TASK TO CARRY OUT
Each line that contains the string "Serial" counts once; report how many such lines appear in the data, as a number only.

DATA SUPPLIED
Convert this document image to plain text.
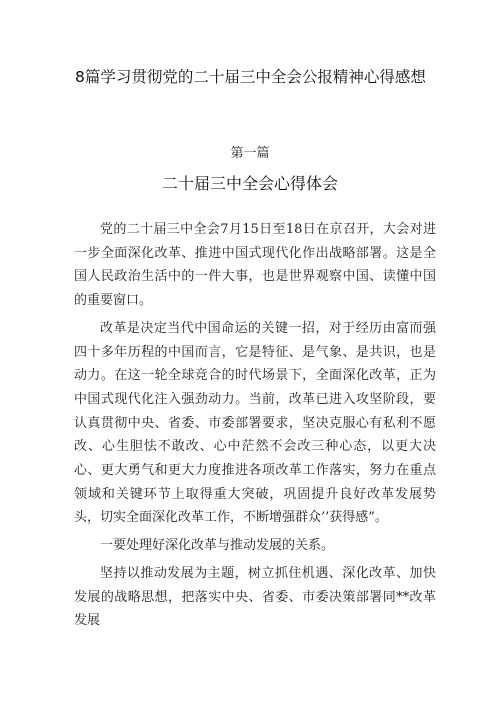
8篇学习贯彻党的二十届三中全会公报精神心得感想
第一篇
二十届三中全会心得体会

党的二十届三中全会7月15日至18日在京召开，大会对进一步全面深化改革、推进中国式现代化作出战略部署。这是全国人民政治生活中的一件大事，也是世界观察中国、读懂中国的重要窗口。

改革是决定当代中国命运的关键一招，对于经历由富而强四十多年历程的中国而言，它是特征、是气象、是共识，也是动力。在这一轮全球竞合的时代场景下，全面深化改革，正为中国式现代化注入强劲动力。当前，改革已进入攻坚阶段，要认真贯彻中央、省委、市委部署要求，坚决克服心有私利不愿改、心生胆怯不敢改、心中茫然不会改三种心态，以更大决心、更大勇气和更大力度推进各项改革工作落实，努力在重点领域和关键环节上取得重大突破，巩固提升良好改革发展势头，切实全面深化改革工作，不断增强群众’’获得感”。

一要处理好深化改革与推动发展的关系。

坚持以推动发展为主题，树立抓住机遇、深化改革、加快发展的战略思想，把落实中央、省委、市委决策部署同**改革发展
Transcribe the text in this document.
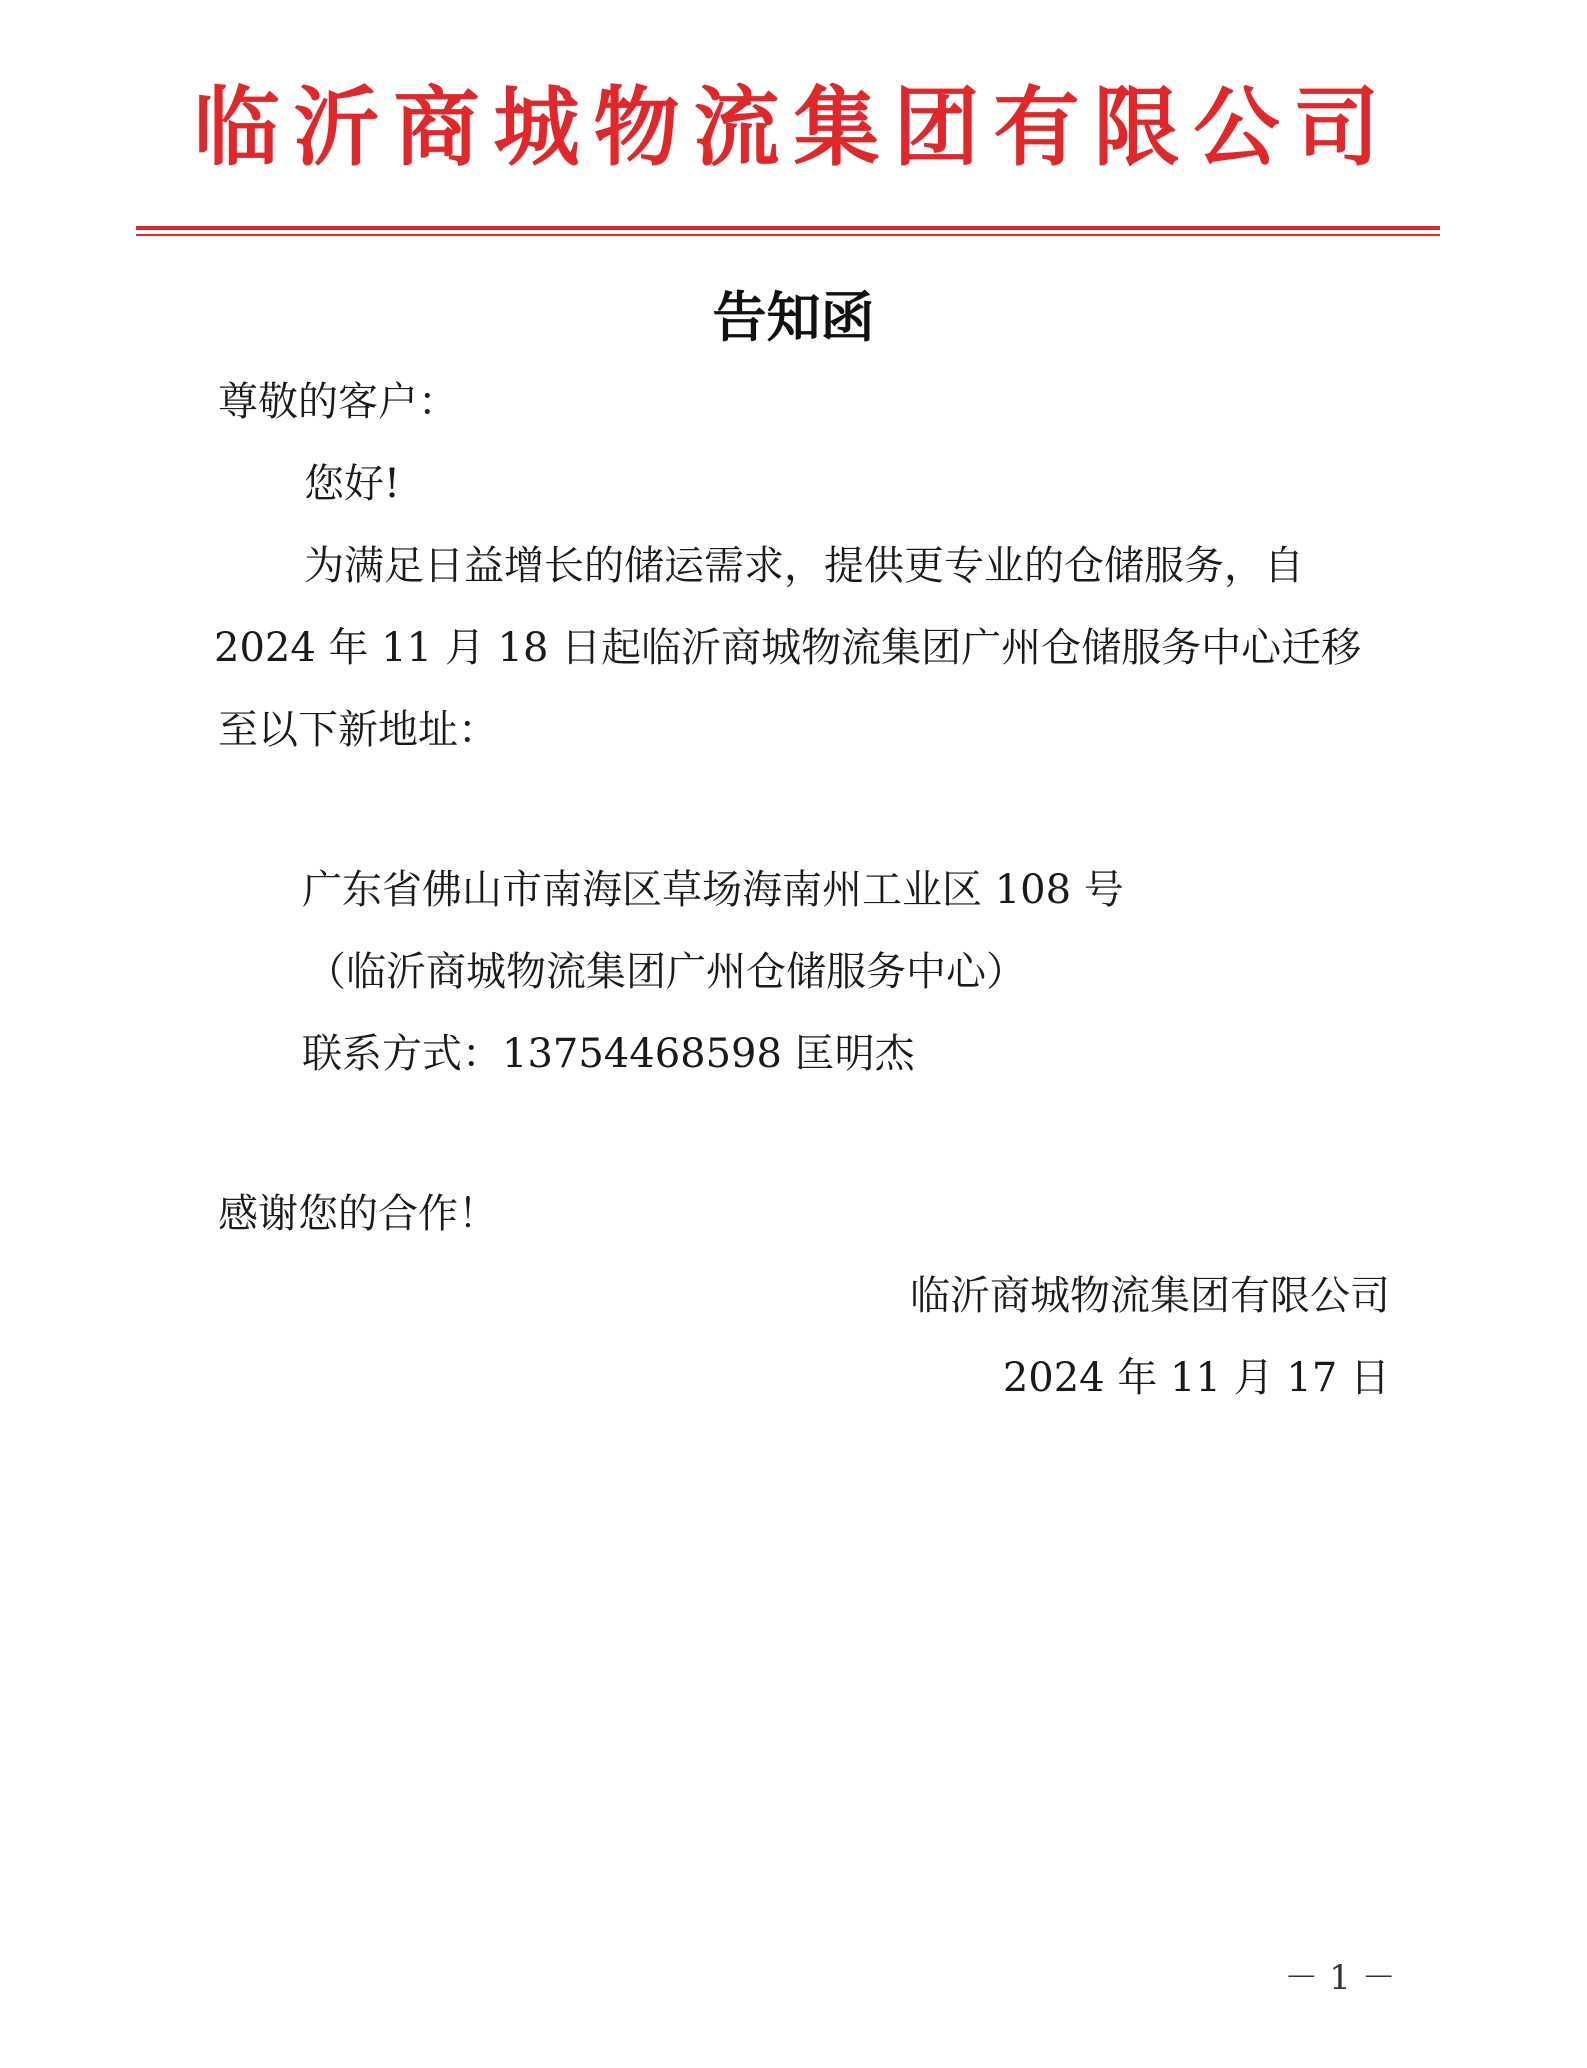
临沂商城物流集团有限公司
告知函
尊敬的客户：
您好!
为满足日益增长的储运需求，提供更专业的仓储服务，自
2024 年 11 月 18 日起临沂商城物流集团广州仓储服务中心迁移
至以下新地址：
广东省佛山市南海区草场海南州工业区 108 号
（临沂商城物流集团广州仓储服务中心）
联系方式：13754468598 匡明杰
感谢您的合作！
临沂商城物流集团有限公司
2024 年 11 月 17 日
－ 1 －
==
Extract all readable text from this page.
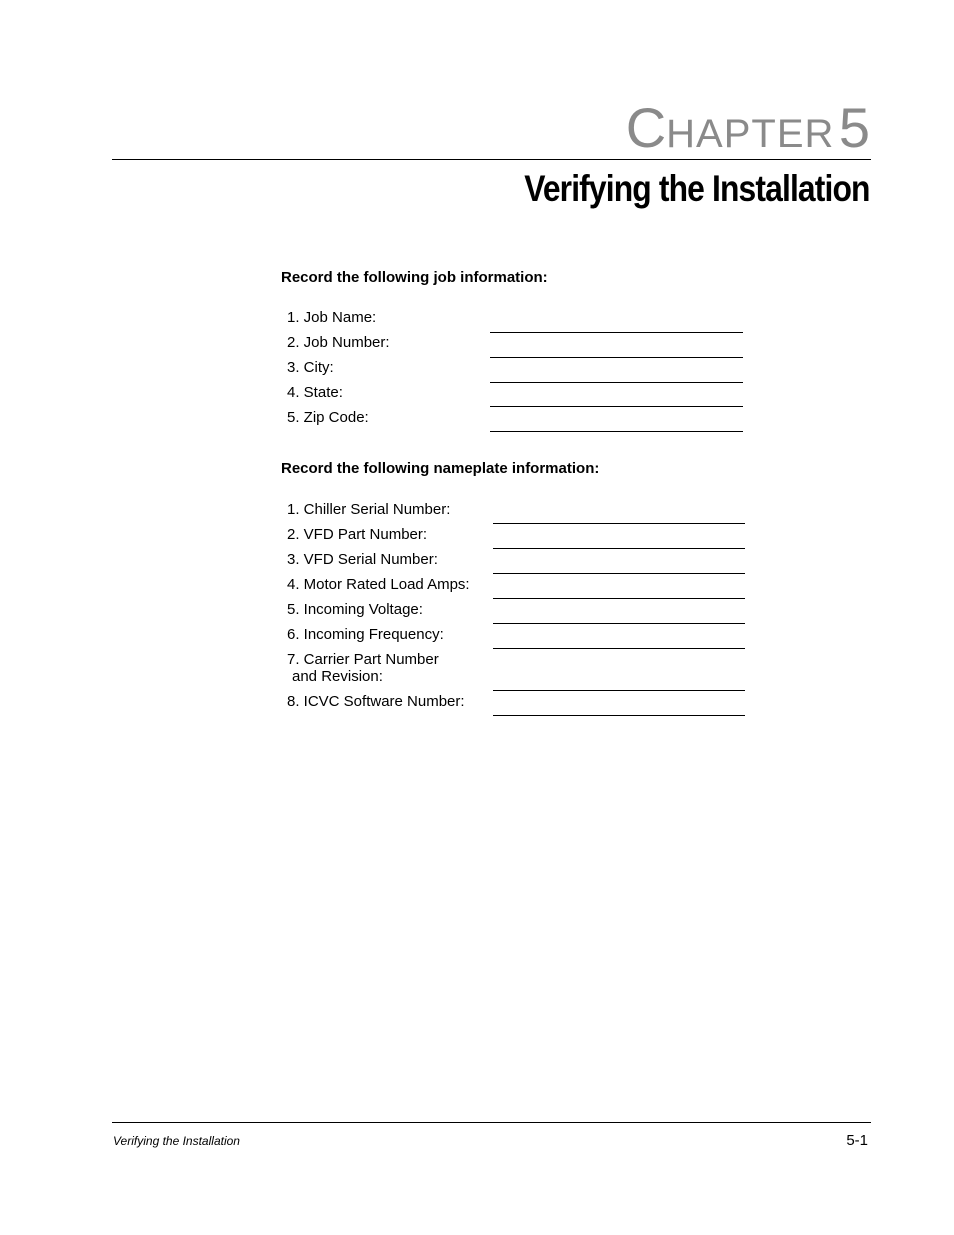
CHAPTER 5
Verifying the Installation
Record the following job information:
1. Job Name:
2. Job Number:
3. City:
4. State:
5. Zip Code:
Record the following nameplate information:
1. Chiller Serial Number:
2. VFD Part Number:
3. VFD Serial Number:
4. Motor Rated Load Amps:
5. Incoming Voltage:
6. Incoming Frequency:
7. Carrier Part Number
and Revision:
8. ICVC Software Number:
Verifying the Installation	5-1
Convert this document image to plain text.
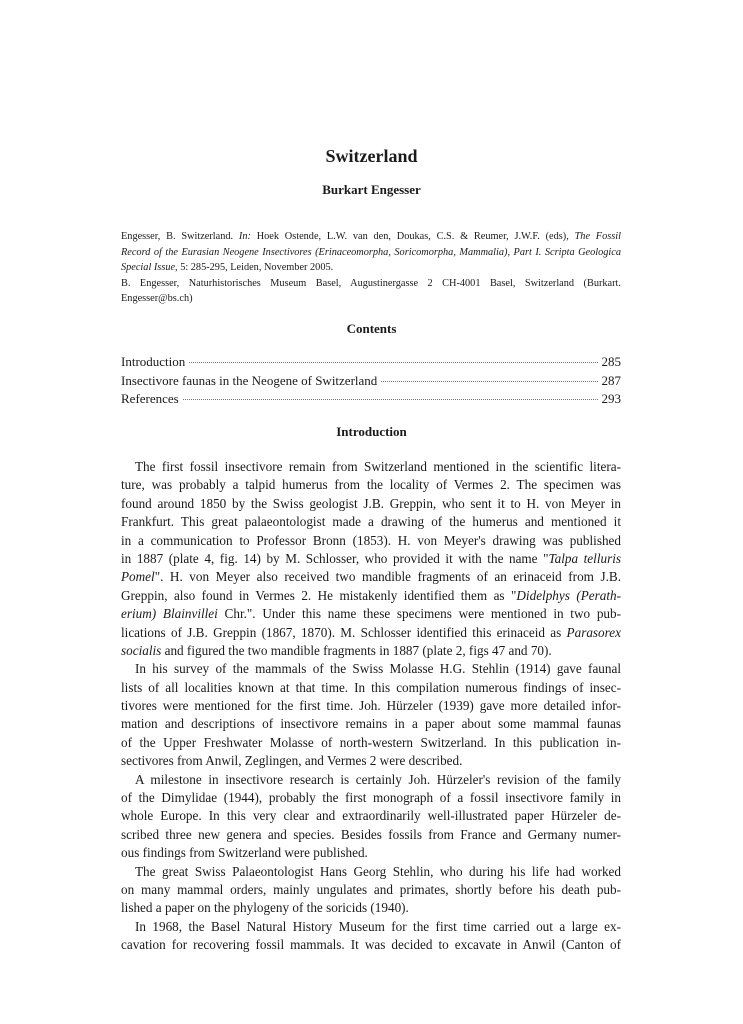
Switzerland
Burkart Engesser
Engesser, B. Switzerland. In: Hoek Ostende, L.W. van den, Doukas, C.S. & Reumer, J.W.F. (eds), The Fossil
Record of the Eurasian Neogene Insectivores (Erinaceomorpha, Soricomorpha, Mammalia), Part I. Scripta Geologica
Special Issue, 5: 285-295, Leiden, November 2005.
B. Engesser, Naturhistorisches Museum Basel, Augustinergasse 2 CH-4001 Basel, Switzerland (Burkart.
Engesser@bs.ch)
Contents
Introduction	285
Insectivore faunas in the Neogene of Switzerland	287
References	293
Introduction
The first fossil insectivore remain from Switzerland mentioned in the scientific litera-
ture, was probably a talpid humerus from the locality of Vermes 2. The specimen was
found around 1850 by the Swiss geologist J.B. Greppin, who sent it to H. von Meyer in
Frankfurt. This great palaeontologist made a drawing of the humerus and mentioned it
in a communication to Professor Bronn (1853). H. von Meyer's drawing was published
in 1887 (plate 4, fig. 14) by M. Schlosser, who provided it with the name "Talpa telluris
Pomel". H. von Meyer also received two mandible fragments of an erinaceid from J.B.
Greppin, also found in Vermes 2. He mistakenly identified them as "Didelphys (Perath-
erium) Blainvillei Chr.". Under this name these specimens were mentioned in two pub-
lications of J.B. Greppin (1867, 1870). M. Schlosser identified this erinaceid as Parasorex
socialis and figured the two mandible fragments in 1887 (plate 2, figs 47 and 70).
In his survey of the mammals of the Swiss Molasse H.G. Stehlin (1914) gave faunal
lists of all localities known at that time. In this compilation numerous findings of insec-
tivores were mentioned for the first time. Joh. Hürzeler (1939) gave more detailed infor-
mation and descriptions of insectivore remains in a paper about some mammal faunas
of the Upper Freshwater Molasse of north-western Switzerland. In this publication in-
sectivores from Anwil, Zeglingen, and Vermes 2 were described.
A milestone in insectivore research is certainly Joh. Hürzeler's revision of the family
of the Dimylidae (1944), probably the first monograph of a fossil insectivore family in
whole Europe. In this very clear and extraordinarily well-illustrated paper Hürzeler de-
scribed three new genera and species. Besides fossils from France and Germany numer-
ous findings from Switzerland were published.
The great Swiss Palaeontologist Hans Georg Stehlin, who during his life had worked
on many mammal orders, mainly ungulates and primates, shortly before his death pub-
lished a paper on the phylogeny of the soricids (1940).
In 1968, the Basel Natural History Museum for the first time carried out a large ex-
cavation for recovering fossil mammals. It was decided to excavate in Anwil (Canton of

TASK RESULT
2